**WORK INSTRUCTIONS**
Reproduce all the material exactly, minus any pictures it holds.

**DATASET EXTRACT**
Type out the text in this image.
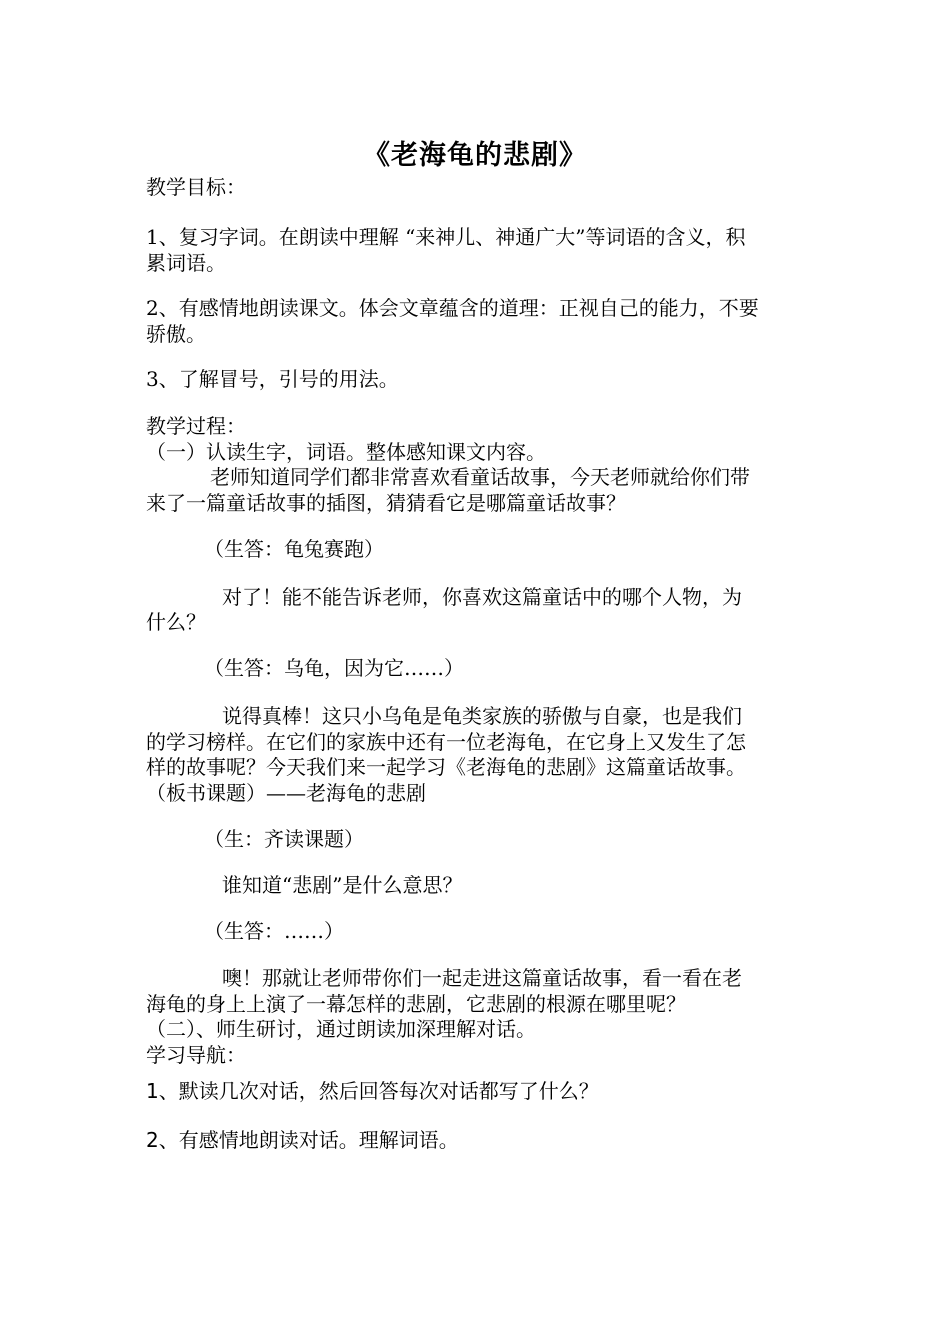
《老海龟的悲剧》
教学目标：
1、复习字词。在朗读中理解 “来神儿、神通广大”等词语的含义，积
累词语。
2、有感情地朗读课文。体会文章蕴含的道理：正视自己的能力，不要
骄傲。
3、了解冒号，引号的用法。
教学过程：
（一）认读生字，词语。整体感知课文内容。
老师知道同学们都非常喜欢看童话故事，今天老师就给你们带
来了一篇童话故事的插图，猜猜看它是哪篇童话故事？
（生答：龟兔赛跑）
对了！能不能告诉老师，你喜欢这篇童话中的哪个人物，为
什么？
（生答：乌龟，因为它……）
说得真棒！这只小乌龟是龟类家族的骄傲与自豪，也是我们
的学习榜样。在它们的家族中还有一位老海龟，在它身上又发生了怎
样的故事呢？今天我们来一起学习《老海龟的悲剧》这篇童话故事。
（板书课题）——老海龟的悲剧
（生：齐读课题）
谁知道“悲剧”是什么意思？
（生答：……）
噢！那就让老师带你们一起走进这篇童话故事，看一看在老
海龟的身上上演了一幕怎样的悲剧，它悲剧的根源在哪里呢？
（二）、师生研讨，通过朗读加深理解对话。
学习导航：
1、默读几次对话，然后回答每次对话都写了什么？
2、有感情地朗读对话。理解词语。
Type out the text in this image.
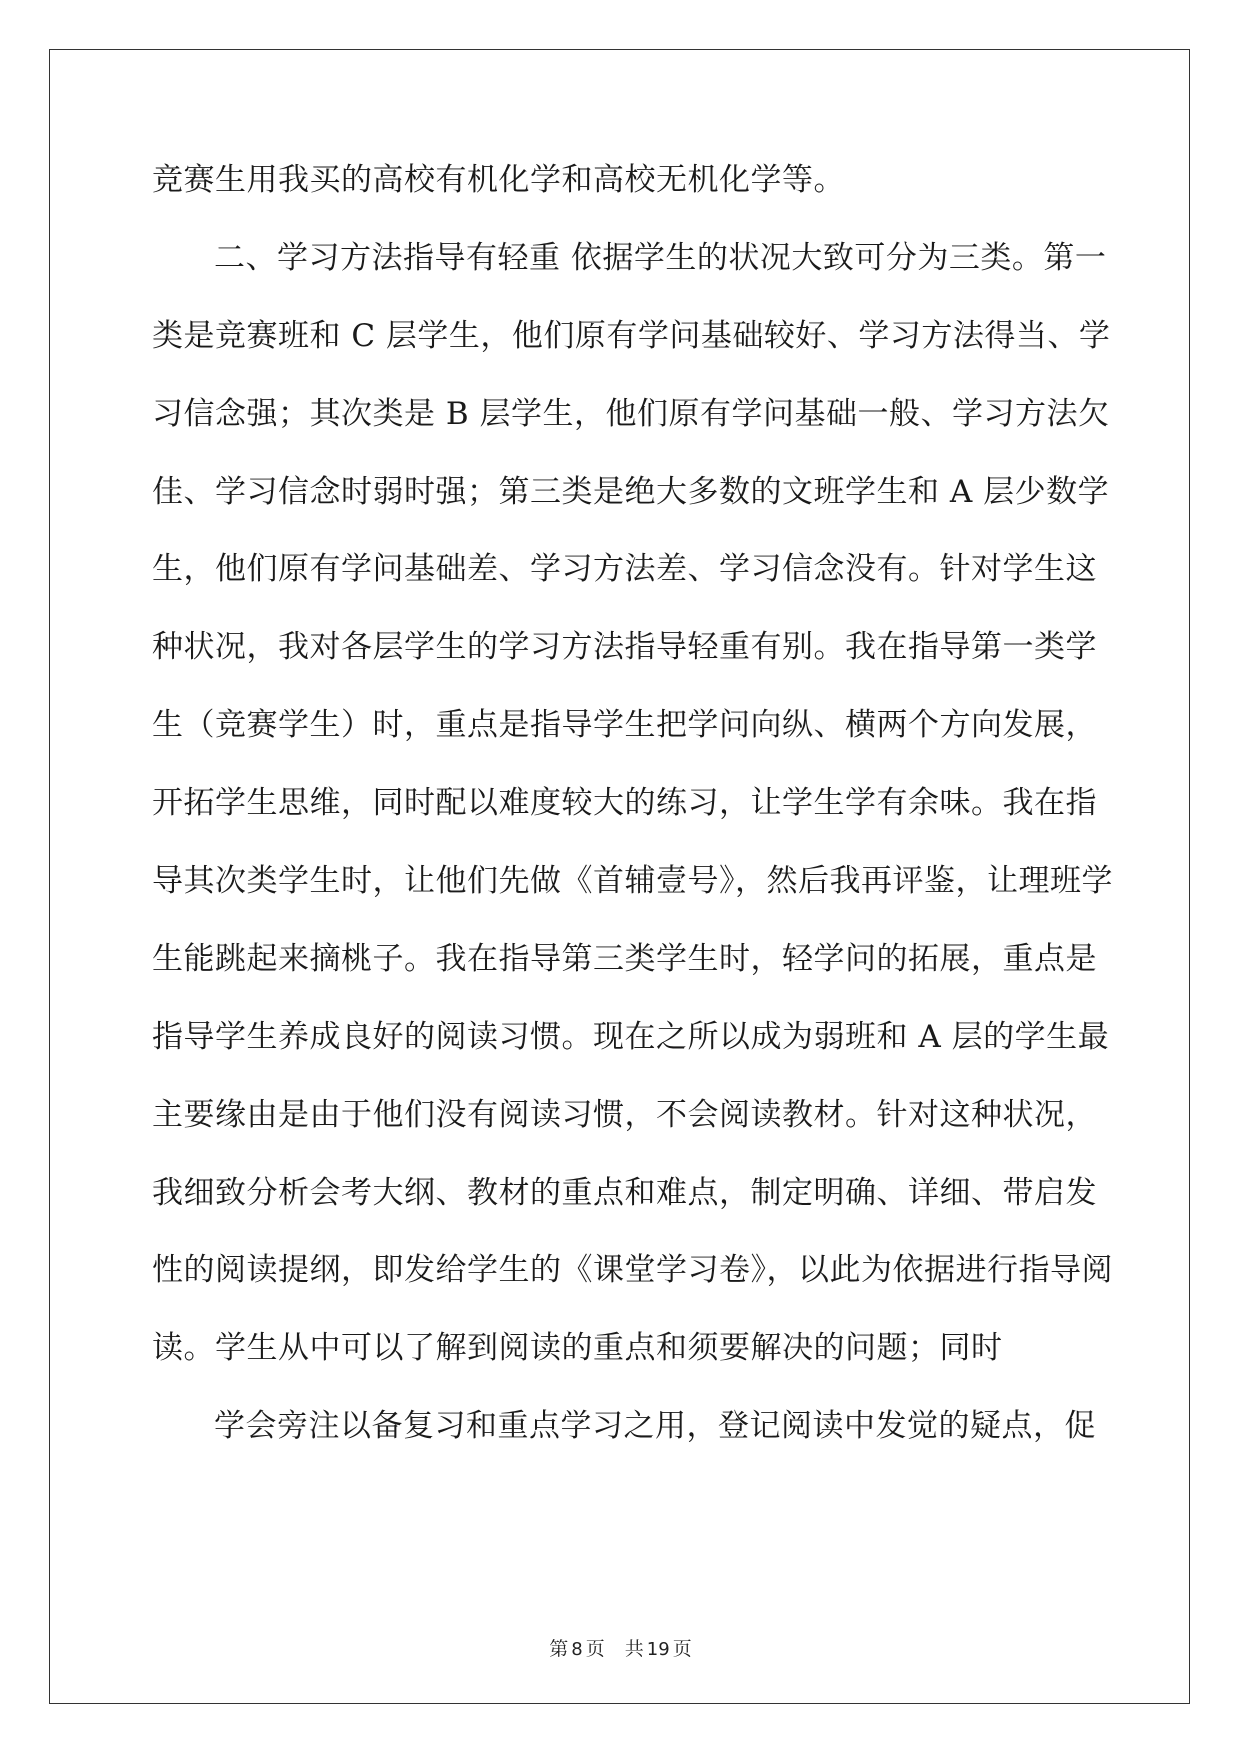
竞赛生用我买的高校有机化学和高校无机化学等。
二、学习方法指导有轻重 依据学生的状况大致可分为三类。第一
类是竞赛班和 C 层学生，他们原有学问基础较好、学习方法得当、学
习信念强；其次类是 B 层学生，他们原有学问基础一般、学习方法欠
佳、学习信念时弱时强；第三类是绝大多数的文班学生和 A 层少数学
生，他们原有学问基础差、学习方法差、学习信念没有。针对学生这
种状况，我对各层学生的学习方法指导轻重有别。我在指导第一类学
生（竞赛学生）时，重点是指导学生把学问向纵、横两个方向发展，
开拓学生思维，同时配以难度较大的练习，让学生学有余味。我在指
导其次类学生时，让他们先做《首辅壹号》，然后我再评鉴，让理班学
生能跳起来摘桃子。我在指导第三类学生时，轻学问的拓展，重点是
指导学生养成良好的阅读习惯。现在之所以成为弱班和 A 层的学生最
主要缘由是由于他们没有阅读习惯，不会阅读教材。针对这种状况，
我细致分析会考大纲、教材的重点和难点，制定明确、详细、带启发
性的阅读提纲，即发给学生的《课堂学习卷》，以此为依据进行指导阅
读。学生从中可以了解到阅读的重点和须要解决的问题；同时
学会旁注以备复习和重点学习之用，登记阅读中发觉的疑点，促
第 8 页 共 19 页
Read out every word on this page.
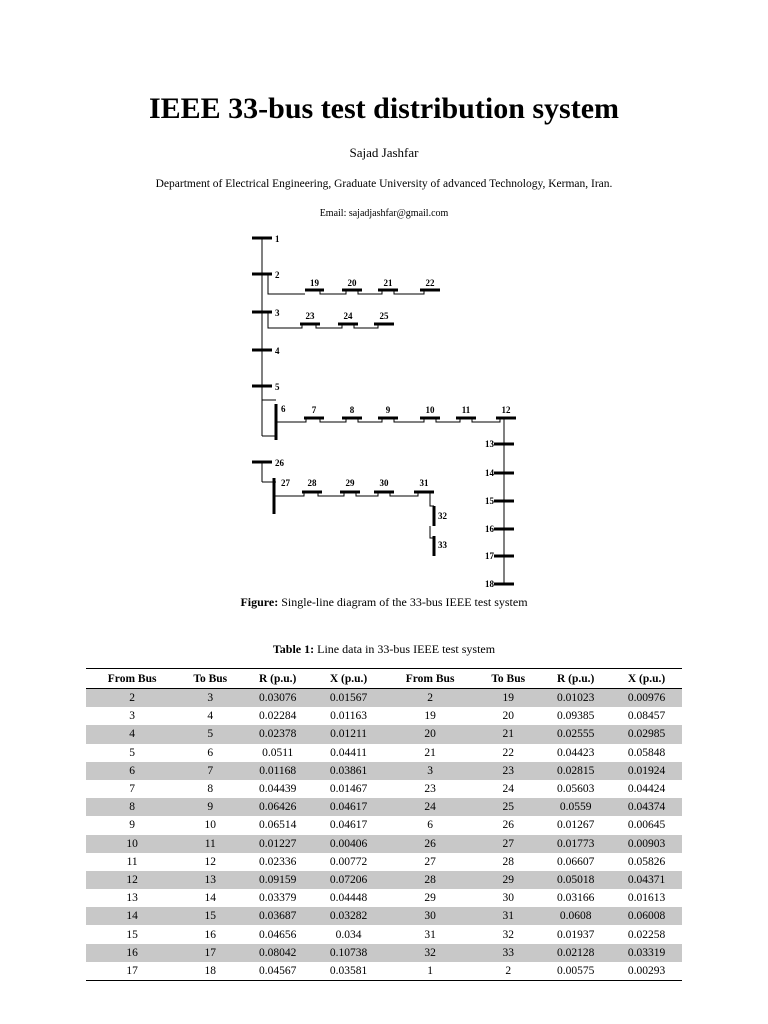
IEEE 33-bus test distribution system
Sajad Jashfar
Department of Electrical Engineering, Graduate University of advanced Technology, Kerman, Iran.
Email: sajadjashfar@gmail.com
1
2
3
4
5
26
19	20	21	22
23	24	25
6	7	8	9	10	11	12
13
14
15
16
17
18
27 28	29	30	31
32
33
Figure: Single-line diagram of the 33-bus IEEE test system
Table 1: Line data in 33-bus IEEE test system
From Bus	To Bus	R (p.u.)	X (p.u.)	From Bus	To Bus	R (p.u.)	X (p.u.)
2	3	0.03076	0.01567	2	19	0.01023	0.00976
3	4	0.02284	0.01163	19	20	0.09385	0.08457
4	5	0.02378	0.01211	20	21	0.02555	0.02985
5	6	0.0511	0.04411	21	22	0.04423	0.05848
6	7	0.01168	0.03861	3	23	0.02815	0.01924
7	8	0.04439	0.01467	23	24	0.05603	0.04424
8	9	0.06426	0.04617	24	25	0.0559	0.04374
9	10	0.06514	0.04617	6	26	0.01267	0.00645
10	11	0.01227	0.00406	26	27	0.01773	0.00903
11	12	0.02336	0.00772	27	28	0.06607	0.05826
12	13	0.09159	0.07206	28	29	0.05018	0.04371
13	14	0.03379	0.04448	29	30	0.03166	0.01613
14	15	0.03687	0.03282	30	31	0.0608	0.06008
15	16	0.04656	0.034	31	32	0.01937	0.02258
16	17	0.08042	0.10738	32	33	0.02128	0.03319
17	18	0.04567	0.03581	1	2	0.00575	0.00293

**FINISHED TASK**
Type out the text in this image.
《老海龟的悲剧》
教学目标：
1、复习字词。在朗读中理解 “来神儿、神通广大”等词语的含义，积
累词语。
2、有感情地朗读课文。体会文章蕴含的道理：正视自己的能力，不要
骄傲。
3、了解冒号，引号的用法。
教学过程：
（一）认读生字，词语。整体感知课文内容。
老师知道同学们都非常喜欢看童话故事，今天老师就给你们带
来了一篇童话故事的插图，猜猜看它是哪篇童话故事？
（生答：龟兔赛跑）
对了！能不能告诉老师，你喜欢这篇童话中的哪个人物，为
什么？
（生答：乌龟，因为它……）
说得真棒！这只小乌龟是龟类家族的骄傲与自豪，也是我们
的学习榜样。在它们的家族中还有一位老海龟，在它身上又发生了怎
样的故事呢？今天我们来一起学习《老海龟的悲剧》这篇童话故事。
（板书课题）——老海龟的悲剧
（生：齐读课题）
谁知道“悲剧”是什么意思？
（生答：……）
噢！那就让老师带你们一起走进这篇童话故事，看一看在老
海龟的身上上演了一幕怎样的悲剧，它悲剧的根源在哪里呢？
（二）、师生研讨，通过朗读加深理解对话。
学习导航：
1、默读几次对话，然后回答每次对话都写了什么？
2、有感情地朗读对话。理解词语。
Type out the text in this image.
竞赛生用我买的高校有机化学和高校无机化学等。
二、学习方法指导有轻重 依据学生的状况大致可分为三类。第一
类是竞赛班和 C 层学生，他们原有学问基础较好、学习方法得当、学
习信念强；其次类是 B 层学生，他们原有学问基础一般、学习方法欠
佳、学习信念时弱时强；第三类是绝大多数的文班学生和 A 层少数学
生，他们原有学问基础差、学习方法差、学习信念没有。针对学生这
种状况，我对各层学生的学习方法指导轻重有别。我在指导第一类学
生（竞赛学生）时，重点是指导学生把学问向纵、横两个方向发展，
开拓学生思维，同时配以难度较大的练习，让学生学有余味。我在指
导其次类学生时，让他们先做《首辅壹号》，然后我再评鉴，让理班学
生能跳起来摘桃子。我在指导第三类学生时，轻学问的拓展，重点是
指导学生养成良好的阅读习惯。现在之所以成为弱班和 A 层的学生最
主要缘由是由于他们没有阅读习惯，不会阅读教材。针对这种状况，
我细致分析会考大纲、教材的重点和难点，制定明确、详细、带启发
性的阅读提纲，即发给学生的《课堂学习卷》，以此为依据进行指导阅
读。学生从中可以了解到阅读的重点和须要解决的问题；同时
学会旁注以备复习和重点学习之用，登记阅读中发觉的疑点，促
第 8 页 共 19 页
Read out every word on this page.
IEEE 33-bus test distribution system
Sajad Jashfar
Department of Electrical Engineering, Graduate University of advanced Technology, Kerman, Iran.
Email: sajadjashfar@gmail.com
1
2
3
4
5
26
19	20	21	22
23	24	25
6	7	8	9	10	11	12
13
14
15
16
17
18
27 28	29	30	31
32
33
Figure: Single-line diagram of the 33-bus IEEE test system
Table 1: Line data in 33-bus IEEE test system
From Bus	To Bus	R (p.u.)	X (p.u.)	From Bus	To Bus	R (p.u.)	X (p.u.)
2	3	0.03076	0.01567	2	19	0.01023	0.00976
3	4	0.02284	0.01163	19	20	0.09385	0.08457
4	5	0.02378	0.01211	20	21	0.02555	0.02985
5	6	0.0511	0.04411	21	22	0.04423	0.05848
6	7	0.01168	0.03861	3	23	0.02815	0.01924
7	8	0.04439	0.01467	23	24	0.05603	0.04424
8	9	0.06426	0.04617	24	25	0.0559	0.04374
9	10	0.06514	0.04617	6	26	0.01267	0.00645
10	11	0.01227	0.00406	26	27	0.01773	0.00903
11	12	0.02336	0.00772	27	28	0.06607	0.05826
12	13	0.09159	0.07206	28	29	0.05018	0.04371
13	14	0.03379	0.04448	29	30	0.03166	0.01613
14	15	0.03687	0.03282	30	31	0.0608	0.06008
15	16	0.04656	0.034	31	32	0.01937	0.02258
16	17	0.08042	0.10738	32	33	0.02128	0.03319
17	18	0.04567	0.03581	1	2	0.00575	0.00293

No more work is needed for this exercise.